## PROBLEM REQUIREMENTS
Copy all of the records below verbatim.

## TASK DATA

===============

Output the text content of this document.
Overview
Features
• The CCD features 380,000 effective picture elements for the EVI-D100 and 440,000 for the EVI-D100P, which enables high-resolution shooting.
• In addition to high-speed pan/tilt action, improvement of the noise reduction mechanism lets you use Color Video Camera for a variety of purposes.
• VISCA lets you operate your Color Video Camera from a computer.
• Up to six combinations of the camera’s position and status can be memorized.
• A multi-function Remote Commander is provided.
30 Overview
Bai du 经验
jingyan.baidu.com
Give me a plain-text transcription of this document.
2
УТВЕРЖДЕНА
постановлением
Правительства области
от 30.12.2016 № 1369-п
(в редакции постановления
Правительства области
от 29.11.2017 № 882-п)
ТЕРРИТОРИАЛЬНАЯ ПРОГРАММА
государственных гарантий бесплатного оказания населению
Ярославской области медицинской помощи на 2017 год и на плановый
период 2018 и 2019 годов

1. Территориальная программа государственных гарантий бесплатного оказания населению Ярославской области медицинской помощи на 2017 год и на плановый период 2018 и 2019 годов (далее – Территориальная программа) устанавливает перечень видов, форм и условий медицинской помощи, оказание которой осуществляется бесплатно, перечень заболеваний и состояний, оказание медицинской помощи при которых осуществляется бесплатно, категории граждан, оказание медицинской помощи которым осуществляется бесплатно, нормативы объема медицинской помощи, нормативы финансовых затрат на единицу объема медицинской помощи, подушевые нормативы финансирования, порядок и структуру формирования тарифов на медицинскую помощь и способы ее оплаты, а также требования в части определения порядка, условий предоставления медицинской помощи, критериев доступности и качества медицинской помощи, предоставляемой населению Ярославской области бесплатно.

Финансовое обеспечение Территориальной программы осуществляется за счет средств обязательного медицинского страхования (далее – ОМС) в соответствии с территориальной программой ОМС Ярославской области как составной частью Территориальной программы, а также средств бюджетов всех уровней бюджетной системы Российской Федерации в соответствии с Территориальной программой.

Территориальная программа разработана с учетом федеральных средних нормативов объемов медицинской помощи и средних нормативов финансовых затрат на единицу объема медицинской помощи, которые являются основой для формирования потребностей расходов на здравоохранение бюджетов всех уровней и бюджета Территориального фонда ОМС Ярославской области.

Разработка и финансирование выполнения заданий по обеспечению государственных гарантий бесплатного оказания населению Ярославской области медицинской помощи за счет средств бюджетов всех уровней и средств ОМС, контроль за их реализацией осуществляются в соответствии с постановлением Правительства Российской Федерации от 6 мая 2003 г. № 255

===============

## OUTPUT FOR THIS TASK
Output the text content of this document.
Overview
Features
• The CCD features 380,000 effective picture elements for the EVI-D100 and 440,000 for the EVI-D100P, which enables high-resolution shooting.
• In addition to high-speed pan/tilt action, improvement of the noise reduction mechanism lets you use Color Video Camera for a variety of purposes.
• VISCA lets you operate your Color Video Camera from a computer.
• Up to six combinations of the camera’s position and status can be memorized.
• A multi-function Remote Commander is provided.
30 Overview
Bai du 经验
jingyan.baidu.com
Give me a plain-text transcription of this document.
2
УТВЕРЖДЕНА
постановлением
Правительства области
от 30.12.2016 № 1369-п
(в редакции постановления
Правительства области
от 29.11.2017 № 882-п)
ТЕРРИТОРИАЛЬНАЯ ПРОГРАММА
государственных гарантий бесплатного оказания населению
Ярославской области медицинской помощи на 2017 год и на плановый
период 2018 и 2019 годов

1. Территориальная программа государственных гарантий бесплатного оказания населению Ярославской области медицинской помощи на 2017 год и на плановый период 2018 и 2019 годов (далее – Территориальная программа) устанавливает перечень видов, форм и условий медицинской помощи, оказание которой осуществляется бесплатно, перечень заболеваний и состояний, оказание медицинской помощи при которых осуществляется бесплатно, категории граждан, оказание медицинской помощи которым осуществляется бесплатно, нормативы объема медицинской помощи, нормативы финансовых затрат на единицу объема медицинской помощи, подушевые нормативы финансирования, порядок и структуру формирования тарифов на медицинскую помощь и способы ее оплаты, а также требования в части определения порядка, условий предоставления медицинской помощи, критериев доступности и качества медицинской помощи, предоставляемой населению Ярославской области бесплатно.

Финансовое обеспечение Территориальной программы осуществляется за счет средств обязательного медицинского страхования (далее – ОМС) в соответствии с территориальной программой ОМС Ярославской области как составной частью Территориальной программы, а также средств бюджетов всех уровней бюджетной системы Российской Федерации в соответствии с Территориальной программой.

Территориальная программа разработана с учетом федеральных средних нормативов объемов медицинской помощи и средних нормативов финансовых затрат на единицу объема медицинской помощи, которые являются основой для формирования потребностей расходов на здравоохранение бюджетов всех уровней и бюджета Территориального фонда ОМС Ярославской области.

Разработка и финансирование выполнения заданий по обеспечению государственных гарантий бесплатного оказания населению Ярославской области медицинской помощи за счет средств бюджетов всех уровней и средств ОМС, контроль за их реализацией осуществляются в соответствии с постановлением Правительства Российской Федерации от 6 мая 2003 г. № 255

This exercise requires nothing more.